Write out the records below once more, exactly as they stand.

■ **Recorded data**
◇ ◇ ◇
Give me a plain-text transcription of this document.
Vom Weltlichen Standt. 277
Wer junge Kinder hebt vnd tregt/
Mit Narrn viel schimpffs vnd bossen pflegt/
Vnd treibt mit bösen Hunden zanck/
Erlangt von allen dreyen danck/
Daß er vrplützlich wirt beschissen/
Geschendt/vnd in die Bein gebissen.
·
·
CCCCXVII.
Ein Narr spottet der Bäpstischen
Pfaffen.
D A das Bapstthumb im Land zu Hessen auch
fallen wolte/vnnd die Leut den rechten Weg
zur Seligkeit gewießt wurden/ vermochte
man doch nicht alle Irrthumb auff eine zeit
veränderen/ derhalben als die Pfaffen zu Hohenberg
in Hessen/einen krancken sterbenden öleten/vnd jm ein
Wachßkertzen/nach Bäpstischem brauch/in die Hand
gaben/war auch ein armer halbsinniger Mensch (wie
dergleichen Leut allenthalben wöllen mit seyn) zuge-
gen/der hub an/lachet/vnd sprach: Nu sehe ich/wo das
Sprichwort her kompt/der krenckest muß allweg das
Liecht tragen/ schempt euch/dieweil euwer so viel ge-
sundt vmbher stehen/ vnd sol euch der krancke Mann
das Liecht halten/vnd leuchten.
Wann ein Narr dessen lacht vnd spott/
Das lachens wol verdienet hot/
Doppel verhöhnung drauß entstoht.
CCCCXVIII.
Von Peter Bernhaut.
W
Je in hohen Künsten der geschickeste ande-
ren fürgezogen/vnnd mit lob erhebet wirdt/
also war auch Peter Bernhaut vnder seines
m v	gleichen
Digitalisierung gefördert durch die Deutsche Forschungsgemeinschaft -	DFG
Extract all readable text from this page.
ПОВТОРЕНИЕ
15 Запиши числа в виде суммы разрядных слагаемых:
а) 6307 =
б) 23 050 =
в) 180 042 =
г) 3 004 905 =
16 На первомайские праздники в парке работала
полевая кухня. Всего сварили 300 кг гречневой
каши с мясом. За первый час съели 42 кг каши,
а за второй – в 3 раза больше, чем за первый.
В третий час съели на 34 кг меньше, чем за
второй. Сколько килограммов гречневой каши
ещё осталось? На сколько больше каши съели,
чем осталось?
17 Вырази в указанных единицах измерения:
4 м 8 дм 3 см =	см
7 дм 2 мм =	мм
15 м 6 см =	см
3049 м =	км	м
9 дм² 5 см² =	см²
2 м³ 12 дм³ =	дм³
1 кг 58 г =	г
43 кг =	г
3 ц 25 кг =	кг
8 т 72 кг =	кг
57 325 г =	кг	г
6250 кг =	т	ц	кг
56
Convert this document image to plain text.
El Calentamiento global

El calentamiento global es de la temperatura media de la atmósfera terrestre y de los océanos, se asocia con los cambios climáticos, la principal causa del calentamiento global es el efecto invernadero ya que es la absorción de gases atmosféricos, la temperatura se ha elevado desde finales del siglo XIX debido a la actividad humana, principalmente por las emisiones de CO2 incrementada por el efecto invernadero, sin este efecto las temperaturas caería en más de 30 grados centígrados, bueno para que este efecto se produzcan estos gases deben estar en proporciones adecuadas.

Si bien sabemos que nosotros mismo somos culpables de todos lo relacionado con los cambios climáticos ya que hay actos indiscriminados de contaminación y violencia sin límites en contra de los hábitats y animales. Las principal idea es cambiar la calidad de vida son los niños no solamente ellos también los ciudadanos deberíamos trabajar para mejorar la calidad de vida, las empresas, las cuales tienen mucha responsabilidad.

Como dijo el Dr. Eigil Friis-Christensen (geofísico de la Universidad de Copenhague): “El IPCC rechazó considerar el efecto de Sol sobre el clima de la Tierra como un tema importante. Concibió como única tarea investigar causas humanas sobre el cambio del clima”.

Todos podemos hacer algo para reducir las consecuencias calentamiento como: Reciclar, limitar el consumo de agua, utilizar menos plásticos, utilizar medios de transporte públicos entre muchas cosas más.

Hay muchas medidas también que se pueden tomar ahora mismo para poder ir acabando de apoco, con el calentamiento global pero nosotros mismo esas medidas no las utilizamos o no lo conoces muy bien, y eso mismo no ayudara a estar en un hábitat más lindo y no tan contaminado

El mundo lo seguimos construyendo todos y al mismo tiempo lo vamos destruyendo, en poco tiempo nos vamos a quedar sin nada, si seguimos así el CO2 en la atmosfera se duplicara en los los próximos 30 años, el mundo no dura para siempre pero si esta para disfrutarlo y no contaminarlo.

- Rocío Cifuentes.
◇ ◇ ◇
■ **Final result**
Give me a plain-text transcription of this document.
Vom Weltlichen Standt. 277
Wer junge Kinder hebt vnd tregt/
Mit Narrn viel schimpffs vnd bossen pflegt/
Vnd treibt mit bösen Hunden zanck/
Erlangt von allen dreyen danck/
Daß er vrplützlich wirt beschissen/
Geschendt/vnd in die Bein gebissen.
·
·
CCCCXVII.
Ein Narr spottet der Bäpstischen
Pfaffen.
D A das Bapstthumb im Land zu Hessen auch
fallen wolte/vnnd die Leut den rechten Weg
zur Seligkeit gewießt wurden/ vermochte
man doch nicht alle Irrthumb auff eine zeit
veränderen/ derhalben als die Pfaffen zu Hohenberg
in Hessen/einen krancken sterbenden öleten/vnd jm ein
Wachßkertzen/nach Bäpstischem brauch/in die Hand
gaben/war auch ein armer halbsinniger Mensch (wie
dergleichen Leut allenthalben wöllen mit seyn) zuge-
gen/der hub an/lachet/vnd sprach: Nu sehe ich/wo das
Sprichwort her kompt/der krenckest muß allweg das
Liecht tragen/ schempt euch/dieweil euwer so viel ge-
sundt vmbher stehen/ vnd sol euch der krancke Mann
das Liecht halten/vnd leuchten.
Wann ein Narr dessen lacht vnd spott/
Das lachens wol verdienet hot/
Doppel verhöhnung drauß entstoht.
CCCCXVIII.
Von Peter Bernhaut.
W
Je in hohen Künsten der geschickeste ande-
ren fürgezogen/vnnd mit lob erhebet wirdt/
also war auch Peter Bernhaut vnder seines
m v	gleichen
Digitalisierung gefördert durch die Deutsche Forschungsgemeinschaft -	DFG
Extract all readable text from this page.
ПОВТОРЕНИЕ
15 Запиши числа в виде суммы разрядных слагаемых:
а) 6307 =
б) 23 050 =
в) 180 042 =
г) 3 004 905 =
16 На первомайские праздники в парке работала
полевая кухня. Всего сварили 300 кг гречневой
каши с мясом. За первый час съели 42 кг каши,
а за второй – в 3 раза больше, чем за первый.
В третий час съели на 34 кг меньше, чем за
второй. Сколько килограммов гречневой каши
ещё осталось? На сколько больше каши съели,
чем осталось?
17 Вырази в указанных единицах измерения:
4 м 8 дм 3 см =	см
7 дм 2 мм =	мм
15 м 6 см =	см
3049 м =	км	м
9 дм² 5 см² =	см²
2 м³ 12 дм³ =	дм³
1 кг 58 г =	г
43 кг =	г
3 ц 25 кг =	кг
8 т 72 кг =	кг
57 325 г =	кг	г
6250 кг =	т	ц	кг
56
Convert this document image to plain text.
El Calentamiento global

El calentamiento global es de la temperatura media de la atmósfera terrestre y de los océanos, se asocia con los cambios climáticos, la principal causa del calentamiento global es el efecto invernadero ya que es la absorción de gases atmosféricos, la temperatura se ha elevado desde finales del siglo XIX debido a la actividad humana, principalmente por las emisiones de CO2 incrementada por el efecto invernadero, sin este efecto las temperaturas caería en más de 30 grados centígrados, bueno para que este efecto se produzcan estos gases deben estar en proporciones adecuadas.

Si bien sabemos que nosotros mismo somos culpables de todos lo relacionado con los cambios climáticos ya que hay actos indiscriminados de contaminación y violencia sin límites en contra de los hábitats y animales. Las principal idea es cambiar la calidad de vida son los niños no solamente ellos también los ciudadanos deberíamos trabajar para mejorar la calidad de vida, las empresas, las cuales tienen mucha responsabilidad.

Como dijo el Dr. Eigil Friis-Christensen (geofísico de la Universidad de Copenhague): “El IPCC rechazó considerar el efecto de Sol sobre el clima de la Tierra como un tema importante. Concibió como única tarea investigar causas humanas sobre el cambio del clima”.

Todos podemos hacer algo para reducir las consecuencias calentamiento como: Reciclar, limitar el consumo de agua, utilizar menos plásticos, utilizar medios de transporte públicos entre muchas cosas más.

Hay muchas medidas también que se pueden tomar ahora mismo para poder ir acabando de apoco, con el calentamiento global pero nosotros mismo esas medidas no las utilizamos o no lo conoces muy bien, y eso mismo no ayudara a estar en un hábitat más lindo y no tan contaminado

El mundo lo seguimos construyendo todos y al mismo tiempo lo vamos destruyendo, en poco tiempo nos vamos a quedar sin nada, si seguimos así el CO2 en la atmosfera se duplicara en los los próximos 30 años, el mundo no dura para siempre pero si esta para disfrutarlo y no contaminarlo.

- Rocío Cifuentes.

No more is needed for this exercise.